** start RECORDS **

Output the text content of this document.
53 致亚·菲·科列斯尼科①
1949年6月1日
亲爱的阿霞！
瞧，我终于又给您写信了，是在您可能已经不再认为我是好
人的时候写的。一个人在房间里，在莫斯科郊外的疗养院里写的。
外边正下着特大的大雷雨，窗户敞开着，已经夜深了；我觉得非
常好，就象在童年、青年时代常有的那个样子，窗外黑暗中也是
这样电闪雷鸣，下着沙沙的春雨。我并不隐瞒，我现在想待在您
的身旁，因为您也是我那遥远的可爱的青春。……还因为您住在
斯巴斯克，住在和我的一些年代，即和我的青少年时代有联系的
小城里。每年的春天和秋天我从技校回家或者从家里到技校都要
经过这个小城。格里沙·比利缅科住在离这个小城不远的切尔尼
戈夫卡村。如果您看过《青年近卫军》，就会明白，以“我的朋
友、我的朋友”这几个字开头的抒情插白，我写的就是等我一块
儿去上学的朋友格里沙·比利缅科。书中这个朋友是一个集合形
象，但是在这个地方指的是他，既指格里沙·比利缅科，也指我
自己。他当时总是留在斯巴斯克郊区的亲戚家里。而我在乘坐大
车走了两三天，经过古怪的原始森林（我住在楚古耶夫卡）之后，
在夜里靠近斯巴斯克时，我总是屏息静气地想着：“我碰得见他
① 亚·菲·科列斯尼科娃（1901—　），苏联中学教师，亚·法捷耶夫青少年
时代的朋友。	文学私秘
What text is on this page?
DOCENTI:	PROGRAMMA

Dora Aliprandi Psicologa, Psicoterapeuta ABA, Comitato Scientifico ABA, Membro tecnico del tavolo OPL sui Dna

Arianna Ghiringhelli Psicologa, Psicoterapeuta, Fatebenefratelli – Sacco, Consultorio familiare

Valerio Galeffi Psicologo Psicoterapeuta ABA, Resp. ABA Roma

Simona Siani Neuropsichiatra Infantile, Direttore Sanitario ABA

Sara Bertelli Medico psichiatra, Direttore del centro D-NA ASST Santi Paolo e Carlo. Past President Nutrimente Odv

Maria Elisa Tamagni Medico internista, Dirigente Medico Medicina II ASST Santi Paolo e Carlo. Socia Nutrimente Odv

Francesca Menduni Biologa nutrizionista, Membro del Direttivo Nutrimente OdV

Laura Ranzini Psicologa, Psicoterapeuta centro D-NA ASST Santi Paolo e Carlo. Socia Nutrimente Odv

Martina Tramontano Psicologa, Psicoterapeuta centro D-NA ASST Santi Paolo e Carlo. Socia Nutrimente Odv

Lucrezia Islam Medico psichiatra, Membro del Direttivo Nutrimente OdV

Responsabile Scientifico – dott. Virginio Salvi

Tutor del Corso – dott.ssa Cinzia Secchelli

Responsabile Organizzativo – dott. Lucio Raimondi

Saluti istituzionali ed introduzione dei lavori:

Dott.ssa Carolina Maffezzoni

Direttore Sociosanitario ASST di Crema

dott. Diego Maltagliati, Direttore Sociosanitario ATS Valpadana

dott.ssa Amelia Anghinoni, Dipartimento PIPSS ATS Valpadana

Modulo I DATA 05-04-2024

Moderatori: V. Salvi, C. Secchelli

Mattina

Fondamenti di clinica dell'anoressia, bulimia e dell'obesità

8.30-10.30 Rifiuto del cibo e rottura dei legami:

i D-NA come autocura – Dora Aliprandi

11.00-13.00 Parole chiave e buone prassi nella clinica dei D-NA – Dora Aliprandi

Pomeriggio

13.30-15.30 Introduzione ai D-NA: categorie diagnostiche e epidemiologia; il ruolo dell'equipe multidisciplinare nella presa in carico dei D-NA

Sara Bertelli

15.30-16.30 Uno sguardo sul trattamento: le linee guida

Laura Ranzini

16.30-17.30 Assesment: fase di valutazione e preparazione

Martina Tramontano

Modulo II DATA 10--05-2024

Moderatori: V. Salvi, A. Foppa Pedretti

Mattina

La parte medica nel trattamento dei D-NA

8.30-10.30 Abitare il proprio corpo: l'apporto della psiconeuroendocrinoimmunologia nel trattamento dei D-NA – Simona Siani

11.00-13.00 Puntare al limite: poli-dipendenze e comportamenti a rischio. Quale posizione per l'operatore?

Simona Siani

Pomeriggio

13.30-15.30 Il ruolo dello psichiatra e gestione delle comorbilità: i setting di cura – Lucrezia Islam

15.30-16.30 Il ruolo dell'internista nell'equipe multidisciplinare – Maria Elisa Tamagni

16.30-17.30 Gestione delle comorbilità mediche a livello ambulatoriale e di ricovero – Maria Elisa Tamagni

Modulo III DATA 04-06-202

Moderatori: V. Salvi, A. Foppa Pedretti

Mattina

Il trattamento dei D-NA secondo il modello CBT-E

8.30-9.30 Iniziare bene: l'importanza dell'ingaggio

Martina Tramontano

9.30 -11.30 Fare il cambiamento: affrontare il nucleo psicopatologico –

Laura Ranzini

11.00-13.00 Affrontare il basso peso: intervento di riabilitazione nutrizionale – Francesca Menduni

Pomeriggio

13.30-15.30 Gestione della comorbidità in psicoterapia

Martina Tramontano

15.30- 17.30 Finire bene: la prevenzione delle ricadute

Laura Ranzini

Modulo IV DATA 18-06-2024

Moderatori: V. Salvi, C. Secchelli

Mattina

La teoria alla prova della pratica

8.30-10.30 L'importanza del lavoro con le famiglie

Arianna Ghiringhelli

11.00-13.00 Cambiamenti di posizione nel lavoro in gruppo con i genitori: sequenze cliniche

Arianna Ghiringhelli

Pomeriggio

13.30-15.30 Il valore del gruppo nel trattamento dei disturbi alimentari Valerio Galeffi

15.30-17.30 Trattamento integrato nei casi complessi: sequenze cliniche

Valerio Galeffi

** end RECORDS **

Extract each line of the listing above, copying it word for word.

- [TASK RESULT]
Output the text content of this document.
53 致亚·菲·科列斯尼科①
1949年6月1日
亲爱的阿霞！
瞧，我终于又给您写信了，是在您可能已经不再认为我是好
人的时候写的。一个人在房间里，在莫斯科郊外的疗养院里写的。
外边正下着特大的大雷雨，窗户敞开着，已经夜深了；我觉得非
常好，就象在童年、青年时代常有的那个样子，窗外黑暗中也是
这样电闪雷鸣，下着沙沙的春雨。我并不隐瞒，我现在想待在您
的身旁，因为您也是我那遥远的可爱的青春。……还因为您住在
斯巴斯克，住在和我的一些年代，即和我的青少年时代有联系的
小城里。每年的春天和秋天我从技校回家或者从家里到技校都要
经过这个小城。格里沙·比利缅科住在离这个小城不远的切尔尼
戈夫卡村。如果您看过《青年近卫军》，就会明白，以“我的朋
友、我的朋友”这几个字开头的抒情插白，我写的就是等我一块
儿去上学的朋友格里沙·比利缅科。书中这个朋友是一个集合形
象，但是在这个地方指的是他，既指格里沙·比利缅科，也指我
自己。他当时总是留在斯巴斯克郊区的亲戚家里。而我在乘坐大
车走了两三天，经过古怪的原始森林（我住在楚古耶夫卡）之后，
在夜里靠近斯巴斯克时，我总是屏息静气地想着：“我碰得见他
① 亚·菲·科列斯尼科娃（1901—　），苏联中学教师，亚·法捷耶夫青少年
时代的朋友。	文学私秘
What text is on this page?
DOCENTI:	PROGRAMMA

Dora Aliprandi Psicologa, Psicoterapeuta ABA, Comitato Scientifico ABA, Membro tecnico del tavolo OPL sui Dna

Arianna Ghiringhelli Psicologa, Psicoterapeuta, Fatebenefratelli – Sacco, Consultorio familiare

Valerio Galeffi Psicologo Psicoterapeuta ABA, Resp. ABA Roma

Simona Siani Neuropsichiatra Infantile, Direttore Sanitario ABA

Sara Bertelli Medico psichiatra, Direttore del centro D-NA ASST Santi Paolo e Carlo. Past President Nutrimente Odv

Maria Elisa Tamagni Medico internista, Dirigente Medico Medicina II ASST Santi Paolo e Carlo. Socia Nutrimente Odv

Francesca Menduni Biologa nutrizionista, Membro del Direttivo Nutrimente OdV

Laura Ranzini Psicologa, Psicoterapeuta centro D-NA ASST Santi Paolo e Carlo. Socia Nutrimente Odv

Martina Tramontano Psicologa, Psicoterapeuta centro D-NA ASST Santi Paolo e Carlo. Socia Nutrimente Odv

Lucrezia Islam Medico psichiatra, Membro del Direttivo Nutrimente OdV

Responsabile Scientifico – dott. Virginio Salvi

Tutor del Corso – dott.ssa Cinzia Secchelli

Responsabile Organizzativo – dott. Lucio Raimondi

Saluti istituzionali ed introduzione dei lavori:

Dott.ssa Carolina Maffezzoni

Direttore Sociosanitario ASST di Crema

dott. Diego Maltagliati, Direttore Sociosanitario ATS Valpadana

dott.ssa Amelia Anghinoni, Dipartimento PIPSS ATS Valpadana

Modulo I DATA 05-04-2024

Moderatori: V. Salvi, C. Secchelli

Mattina

Fondamenti di clinica dell'anoressia, bulimia e dell'obesità

8.30-10.30 Rifiuto del cibo e rottura dei legami:

i D-NA come autocura – Dora Aliprandi

11.00-13.00 Parole chiave e buone prassi nella clinica dei D-NA – Dora Aliprandi

Pomeriggio

13.30-15.30 Introduzione ai D-NA: categorie diagnostiche e epidemiologia; il ruolo dell'equipe multidisciplinare nella presa in carico dei D-NA

Sara Bertelli

15.30-16.30 Uno sguardo sul trattamento: le linee guida

Laura Ranzini

16.30-17.30 Assesment: fase di valutazione e preparazione

Martina Tramontano

Modulo II DATA 10--05-2024

Moderatori: V. Salvi, A. Foppa Pedretti

Mattina

La parte medica nel trattamento dei D-NA

8.30-10.30 Abitare il proprio corpo: l'apporto della psiconeuroendocrinoimmunologia nel trattamento dei D-NA – Simona Siani

11.00-13.00 Puntare al limite: poli-dipendenze e comportamenti a rischio. Quale posizione per l'operatore?

Simona Siani

Pomeriggio

13.30-15.30 Il ruolo dello psichiatra e gestione delle comorbilità: i setting di cura – Lucrezia Islam

15.30-16.30 Il ruolo dell'internista nell'equipe multidisciplinare – Maria Elisa Tamagni

16.30-17.30 Gestione delle comorbilità mediche a livello ambulatoriale e di ricovero – Maria Elisa Tamagni

Modulo III DATA 04-06-202

Moderatori: V. Salvi, A. Foppa Pedretti

Mattina

Il trattamento dei D-NA secondo il modello CBT-E

8.30-9.30 Iniziare bene: l'importanza dell'ingaggio

Martina Tramontano

9.30 -11.30 Fare il cambiamento: affrontare il nucleo psicopatologico –

Laura Ranzini

11.00-13.00 Affrontare il basso peso: intervento di riabilitazione nutrizionale – Francesca Menduni

Pomeriggio

13.30-15.30 Gestione della comorbidità in psicoterapia

Martina Tramontano

15.30- 17.30 Finire bene: la prevenzione delle ricadute

Laura Ranzini

Modulo IV DATA 18-06-2024

Moderatori: V. Salvi, C. Secchelli

Mattina

La teoria alla prova della pratica

8.30-10.30 L'importanza del lavoro con le famiglie

Arianna Ghiringhelli

11.00-13.00 Cambiamenti di posizione nel lavoro in gruppo con i genitori: sequenze cliniche

Arianna Ghiringhelli

Pomeriggio

13.30-15.30 Il valore del gruppo nel trattamento dei disturbi alimentari Valerio Galeffi

15.30-17.30 Trattamento integrato nei casi complessi: sequenze cliniche

Valerio Galeffi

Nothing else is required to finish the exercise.